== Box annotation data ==
┄┄┄┄┄┄┄┄┄┄

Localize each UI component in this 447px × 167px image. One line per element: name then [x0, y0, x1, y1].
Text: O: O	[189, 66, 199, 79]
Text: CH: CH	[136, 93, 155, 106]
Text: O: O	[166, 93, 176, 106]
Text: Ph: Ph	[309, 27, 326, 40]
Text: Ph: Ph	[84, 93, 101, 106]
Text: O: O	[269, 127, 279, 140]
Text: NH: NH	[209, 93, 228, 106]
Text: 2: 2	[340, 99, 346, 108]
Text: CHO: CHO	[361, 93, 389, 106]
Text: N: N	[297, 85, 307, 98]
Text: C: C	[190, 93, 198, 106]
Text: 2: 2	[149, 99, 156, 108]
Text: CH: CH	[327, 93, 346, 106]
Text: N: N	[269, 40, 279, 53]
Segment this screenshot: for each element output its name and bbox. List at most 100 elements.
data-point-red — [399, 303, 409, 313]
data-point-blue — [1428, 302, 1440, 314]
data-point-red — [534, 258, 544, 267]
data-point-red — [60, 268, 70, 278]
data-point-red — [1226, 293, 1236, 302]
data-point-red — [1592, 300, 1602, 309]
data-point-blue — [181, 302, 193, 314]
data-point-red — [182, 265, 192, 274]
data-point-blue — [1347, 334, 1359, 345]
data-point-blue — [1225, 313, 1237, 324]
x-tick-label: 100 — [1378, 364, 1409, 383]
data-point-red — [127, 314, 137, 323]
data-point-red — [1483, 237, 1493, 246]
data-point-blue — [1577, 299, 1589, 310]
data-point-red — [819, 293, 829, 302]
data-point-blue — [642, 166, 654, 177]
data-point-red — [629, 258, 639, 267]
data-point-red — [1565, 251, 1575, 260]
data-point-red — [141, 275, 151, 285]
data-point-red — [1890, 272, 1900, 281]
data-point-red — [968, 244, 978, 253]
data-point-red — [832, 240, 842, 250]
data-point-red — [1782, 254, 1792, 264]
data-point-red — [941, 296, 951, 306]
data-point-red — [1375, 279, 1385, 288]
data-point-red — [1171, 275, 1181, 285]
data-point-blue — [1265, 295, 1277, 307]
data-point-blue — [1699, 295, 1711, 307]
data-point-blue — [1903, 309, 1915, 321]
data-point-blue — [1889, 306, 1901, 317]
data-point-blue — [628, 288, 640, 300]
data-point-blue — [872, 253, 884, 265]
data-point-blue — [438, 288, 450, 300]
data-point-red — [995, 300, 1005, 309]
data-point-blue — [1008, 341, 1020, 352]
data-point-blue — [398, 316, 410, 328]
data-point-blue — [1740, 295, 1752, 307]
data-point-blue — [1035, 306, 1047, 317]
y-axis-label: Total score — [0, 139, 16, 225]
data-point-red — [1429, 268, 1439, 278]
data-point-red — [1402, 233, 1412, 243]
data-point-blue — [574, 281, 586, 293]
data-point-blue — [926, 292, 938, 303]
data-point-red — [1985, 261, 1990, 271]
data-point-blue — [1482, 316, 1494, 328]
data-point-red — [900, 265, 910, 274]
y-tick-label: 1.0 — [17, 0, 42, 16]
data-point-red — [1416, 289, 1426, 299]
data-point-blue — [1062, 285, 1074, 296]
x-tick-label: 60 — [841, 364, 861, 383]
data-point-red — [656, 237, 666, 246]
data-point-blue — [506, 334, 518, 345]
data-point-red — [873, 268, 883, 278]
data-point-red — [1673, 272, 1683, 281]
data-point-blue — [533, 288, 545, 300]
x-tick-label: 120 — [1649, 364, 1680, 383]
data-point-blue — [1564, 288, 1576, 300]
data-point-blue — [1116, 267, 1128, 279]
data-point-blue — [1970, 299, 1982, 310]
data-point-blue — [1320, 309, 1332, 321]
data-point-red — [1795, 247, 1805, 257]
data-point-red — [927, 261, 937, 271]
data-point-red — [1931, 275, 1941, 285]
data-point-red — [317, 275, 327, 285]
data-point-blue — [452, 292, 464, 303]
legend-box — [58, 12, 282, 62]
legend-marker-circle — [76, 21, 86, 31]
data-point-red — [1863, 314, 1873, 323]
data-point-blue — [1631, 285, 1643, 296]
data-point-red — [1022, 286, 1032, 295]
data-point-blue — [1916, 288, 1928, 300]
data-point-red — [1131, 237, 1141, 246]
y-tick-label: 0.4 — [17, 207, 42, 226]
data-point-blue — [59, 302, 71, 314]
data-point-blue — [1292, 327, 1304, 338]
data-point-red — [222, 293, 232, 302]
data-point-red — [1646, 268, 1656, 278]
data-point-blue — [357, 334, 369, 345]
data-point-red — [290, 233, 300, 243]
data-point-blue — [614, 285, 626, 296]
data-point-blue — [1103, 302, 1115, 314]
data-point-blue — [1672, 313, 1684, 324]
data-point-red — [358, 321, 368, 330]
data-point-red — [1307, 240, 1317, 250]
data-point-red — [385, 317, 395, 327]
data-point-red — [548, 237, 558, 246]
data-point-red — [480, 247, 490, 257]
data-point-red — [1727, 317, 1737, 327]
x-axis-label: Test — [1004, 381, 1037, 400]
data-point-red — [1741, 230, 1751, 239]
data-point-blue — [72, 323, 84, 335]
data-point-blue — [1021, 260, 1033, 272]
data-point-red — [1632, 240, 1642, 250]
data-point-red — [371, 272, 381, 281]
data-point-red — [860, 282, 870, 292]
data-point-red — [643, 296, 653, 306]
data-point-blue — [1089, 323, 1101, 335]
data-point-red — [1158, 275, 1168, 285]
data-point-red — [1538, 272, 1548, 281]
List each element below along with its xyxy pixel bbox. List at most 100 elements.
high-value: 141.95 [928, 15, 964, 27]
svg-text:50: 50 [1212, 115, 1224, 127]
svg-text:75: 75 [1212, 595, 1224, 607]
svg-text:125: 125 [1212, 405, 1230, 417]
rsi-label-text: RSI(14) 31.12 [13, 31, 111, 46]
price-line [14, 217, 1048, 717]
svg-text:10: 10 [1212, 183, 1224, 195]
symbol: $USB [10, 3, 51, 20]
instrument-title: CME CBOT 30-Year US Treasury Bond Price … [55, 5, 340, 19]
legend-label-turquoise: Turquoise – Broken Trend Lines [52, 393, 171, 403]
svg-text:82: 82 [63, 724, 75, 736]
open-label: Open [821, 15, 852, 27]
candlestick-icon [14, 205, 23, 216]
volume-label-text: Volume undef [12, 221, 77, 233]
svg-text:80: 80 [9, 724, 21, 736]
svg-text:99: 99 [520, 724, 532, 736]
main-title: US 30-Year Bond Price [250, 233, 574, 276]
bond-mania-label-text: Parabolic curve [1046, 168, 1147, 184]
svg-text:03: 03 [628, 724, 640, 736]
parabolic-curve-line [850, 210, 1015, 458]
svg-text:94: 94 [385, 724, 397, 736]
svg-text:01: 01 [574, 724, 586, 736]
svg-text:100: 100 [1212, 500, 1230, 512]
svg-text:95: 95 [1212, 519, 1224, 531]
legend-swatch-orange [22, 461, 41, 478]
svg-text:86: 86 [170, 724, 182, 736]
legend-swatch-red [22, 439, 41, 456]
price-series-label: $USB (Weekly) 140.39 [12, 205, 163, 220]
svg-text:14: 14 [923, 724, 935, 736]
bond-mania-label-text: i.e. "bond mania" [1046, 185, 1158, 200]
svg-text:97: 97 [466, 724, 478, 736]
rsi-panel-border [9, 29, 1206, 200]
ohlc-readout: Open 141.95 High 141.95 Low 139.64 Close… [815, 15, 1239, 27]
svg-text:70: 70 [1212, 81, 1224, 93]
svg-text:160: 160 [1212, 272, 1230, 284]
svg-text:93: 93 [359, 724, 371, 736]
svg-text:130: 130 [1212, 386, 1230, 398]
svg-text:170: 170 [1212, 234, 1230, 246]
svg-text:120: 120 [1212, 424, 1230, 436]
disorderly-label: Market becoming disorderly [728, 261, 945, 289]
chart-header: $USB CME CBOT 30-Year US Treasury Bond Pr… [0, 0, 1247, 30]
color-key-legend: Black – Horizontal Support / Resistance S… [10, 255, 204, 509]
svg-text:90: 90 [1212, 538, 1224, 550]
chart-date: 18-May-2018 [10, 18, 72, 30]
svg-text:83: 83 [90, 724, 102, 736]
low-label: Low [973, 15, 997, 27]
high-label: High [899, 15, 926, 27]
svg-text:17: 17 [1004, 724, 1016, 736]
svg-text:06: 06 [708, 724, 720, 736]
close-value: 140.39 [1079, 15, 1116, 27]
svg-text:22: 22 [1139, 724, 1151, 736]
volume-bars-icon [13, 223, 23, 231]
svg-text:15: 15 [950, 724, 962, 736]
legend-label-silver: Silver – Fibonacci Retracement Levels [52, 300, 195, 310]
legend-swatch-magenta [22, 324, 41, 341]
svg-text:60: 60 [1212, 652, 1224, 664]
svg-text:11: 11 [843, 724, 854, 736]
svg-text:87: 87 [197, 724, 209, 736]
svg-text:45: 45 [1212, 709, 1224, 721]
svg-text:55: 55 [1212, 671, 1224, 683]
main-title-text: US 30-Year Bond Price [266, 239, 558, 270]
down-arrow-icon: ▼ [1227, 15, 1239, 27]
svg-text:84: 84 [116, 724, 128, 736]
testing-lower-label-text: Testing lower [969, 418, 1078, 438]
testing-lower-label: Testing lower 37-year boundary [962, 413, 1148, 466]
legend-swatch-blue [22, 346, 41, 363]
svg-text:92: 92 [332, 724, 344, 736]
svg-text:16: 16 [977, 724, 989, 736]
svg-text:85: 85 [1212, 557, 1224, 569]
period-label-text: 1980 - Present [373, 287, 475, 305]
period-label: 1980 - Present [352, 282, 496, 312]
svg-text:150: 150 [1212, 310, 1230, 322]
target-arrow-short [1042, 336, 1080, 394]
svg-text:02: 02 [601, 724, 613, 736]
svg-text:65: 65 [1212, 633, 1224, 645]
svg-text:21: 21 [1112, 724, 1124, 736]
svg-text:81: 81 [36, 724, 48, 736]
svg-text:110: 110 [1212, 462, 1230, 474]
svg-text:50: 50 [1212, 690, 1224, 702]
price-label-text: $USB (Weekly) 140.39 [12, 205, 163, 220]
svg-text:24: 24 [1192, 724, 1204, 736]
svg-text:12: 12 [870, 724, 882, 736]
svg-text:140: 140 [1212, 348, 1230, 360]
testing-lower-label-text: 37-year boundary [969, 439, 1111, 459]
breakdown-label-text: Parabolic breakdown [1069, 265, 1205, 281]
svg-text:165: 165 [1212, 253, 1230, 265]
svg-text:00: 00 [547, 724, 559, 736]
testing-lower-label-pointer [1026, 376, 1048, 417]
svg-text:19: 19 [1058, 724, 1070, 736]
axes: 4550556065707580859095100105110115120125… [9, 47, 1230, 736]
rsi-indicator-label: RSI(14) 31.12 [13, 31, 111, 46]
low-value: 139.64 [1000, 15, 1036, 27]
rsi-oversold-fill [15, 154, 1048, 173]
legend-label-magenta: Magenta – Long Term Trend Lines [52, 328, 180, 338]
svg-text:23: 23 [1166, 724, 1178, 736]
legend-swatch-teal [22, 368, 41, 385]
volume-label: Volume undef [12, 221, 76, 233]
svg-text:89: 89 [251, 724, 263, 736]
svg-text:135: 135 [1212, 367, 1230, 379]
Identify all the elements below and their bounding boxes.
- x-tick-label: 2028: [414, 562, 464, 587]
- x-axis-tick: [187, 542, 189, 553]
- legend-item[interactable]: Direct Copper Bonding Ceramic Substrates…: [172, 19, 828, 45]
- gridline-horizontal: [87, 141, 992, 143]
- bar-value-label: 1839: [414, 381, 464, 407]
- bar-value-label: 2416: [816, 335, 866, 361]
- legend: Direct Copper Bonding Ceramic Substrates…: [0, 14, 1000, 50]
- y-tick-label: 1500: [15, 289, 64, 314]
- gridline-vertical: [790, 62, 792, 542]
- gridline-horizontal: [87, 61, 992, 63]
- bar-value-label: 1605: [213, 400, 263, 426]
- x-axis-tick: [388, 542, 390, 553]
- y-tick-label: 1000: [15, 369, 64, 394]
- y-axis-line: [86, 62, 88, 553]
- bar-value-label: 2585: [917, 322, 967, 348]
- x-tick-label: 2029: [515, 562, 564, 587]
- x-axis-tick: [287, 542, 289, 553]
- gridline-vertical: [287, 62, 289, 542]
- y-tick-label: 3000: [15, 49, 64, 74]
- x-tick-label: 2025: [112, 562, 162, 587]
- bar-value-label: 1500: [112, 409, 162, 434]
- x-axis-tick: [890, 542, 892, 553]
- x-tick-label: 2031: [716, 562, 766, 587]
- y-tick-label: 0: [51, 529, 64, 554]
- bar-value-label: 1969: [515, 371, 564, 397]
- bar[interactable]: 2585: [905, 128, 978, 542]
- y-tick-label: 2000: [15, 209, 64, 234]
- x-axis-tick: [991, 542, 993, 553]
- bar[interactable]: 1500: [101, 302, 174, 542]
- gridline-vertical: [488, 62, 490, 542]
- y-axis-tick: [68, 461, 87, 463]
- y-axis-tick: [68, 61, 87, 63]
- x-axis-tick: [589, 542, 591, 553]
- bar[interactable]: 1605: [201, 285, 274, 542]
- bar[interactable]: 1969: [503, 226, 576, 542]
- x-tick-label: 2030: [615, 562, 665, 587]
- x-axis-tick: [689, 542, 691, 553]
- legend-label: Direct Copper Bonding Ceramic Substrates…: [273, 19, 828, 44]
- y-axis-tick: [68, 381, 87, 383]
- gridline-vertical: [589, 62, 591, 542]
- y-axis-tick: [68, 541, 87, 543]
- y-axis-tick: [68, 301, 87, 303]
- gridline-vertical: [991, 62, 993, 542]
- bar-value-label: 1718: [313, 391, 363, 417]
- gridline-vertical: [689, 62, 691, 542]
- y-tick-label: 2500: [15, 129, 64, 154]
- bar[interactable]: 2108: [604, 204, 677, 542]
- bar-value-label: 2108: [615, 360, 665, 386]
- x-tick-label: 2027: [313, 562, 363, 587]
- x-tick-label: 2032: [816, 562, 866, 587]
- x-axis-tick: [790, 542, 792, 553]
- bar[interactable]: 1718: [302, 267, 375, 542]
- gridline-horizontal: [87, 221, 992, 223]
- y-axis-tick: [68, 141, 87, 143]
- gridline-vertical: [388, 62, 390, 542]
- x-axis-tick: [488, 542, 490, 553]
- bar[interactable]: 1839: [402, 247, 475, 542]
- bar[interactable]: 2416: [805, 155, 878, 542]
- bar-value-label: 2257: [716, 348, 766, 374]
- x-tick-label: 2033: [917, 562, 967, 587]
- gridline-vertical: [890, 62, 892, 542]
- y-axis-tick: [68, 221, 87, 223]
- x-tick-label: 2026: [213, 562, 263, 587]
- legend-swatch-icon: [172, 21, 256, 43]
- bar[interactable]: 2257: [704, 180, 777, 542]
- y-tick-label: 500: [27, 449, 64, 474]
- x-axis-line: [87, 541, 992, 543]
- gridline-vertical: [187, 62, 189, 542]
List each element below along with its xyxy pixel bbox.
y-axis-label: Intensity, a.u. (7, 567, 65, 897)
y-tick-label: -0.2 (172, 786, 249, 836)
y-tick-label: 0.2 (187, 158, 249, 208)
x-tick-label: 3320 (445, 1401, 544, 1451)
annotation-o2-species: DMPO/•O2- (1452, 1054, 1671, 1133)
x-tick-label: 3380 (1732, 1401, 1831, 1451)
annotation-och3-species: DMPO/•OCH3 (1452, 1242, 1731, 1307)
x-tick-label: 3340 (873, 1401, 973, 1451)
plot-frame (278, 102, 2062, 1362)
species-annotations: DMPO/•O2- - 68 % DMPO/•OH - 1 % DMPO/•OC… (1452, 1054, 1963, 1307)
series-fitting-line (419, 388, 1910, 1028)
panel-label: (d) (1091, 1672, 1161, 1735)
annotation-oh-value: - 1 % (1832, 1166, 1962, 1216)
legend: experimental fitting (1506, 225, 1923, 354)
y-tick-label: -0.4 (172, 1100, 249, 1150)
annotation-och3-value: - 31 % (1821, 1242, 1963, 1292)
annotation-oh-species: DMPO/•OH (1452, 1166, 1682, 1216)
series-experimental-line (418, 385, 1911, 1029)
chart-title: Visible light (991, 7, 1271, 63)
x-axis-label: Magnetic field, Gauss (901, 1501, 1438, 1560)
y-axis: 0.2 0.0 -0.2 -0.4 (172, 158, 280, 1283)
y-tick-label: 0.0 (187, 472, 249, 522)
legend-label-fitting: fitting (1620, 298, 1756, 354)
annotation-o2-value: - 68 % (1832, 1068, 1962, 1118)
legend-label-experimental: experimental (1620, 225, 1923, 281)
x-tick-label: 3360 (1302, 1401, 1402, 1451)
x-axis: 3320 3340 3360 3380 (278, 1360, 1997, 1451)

┄┄┄┄┄┄┄┄┄┄

Please copy the rows from the very first one through the line that contains "data-point-red — [60, 268, 70, 278]", inclusive, with every character unchanged.

== THE REPLY ==
Localize each UI component in this 447px × 167px image. One line per element: name then [x0, y0, x1, y1].
Text: O: O	[189, 66, 199, 79]
Text: CH: CH	[136, 93, 155, 106]
Text: O: O	[166, 93, 176, 106]
Text: Ph: Ph	[309, 27, 326, 40]
Text: Ph: Ph	[84, 93, 101, 106]
Text: O: O	[269, 127, 279, 140]
Text: NH: NH	[209, 93, 228, 106]
Text: 2: 2	[340, 99, 346, 108]
Text: CHO: CHO	[361, 93, 389, 106]
Text: N: N	[297, 85, 307, 98]
Text: C: C	[190, 93, 198, 106]
Text: 2: 2	[149, 99, 156, 108]
Text: CH: CH	[327, 93, 346, 106]
Text: N: N	[269, 40, 279, 53]
Segment this screenshot: for each element output its name and bbox. List at most 100 elements.
data-point-red — [399, 303, 409, 313]
data-point-blue — [1428, 302, 1440, 314]
data-point-red — [534, 258, 544, 267]
data-point-red — [60, 268, 70, 278]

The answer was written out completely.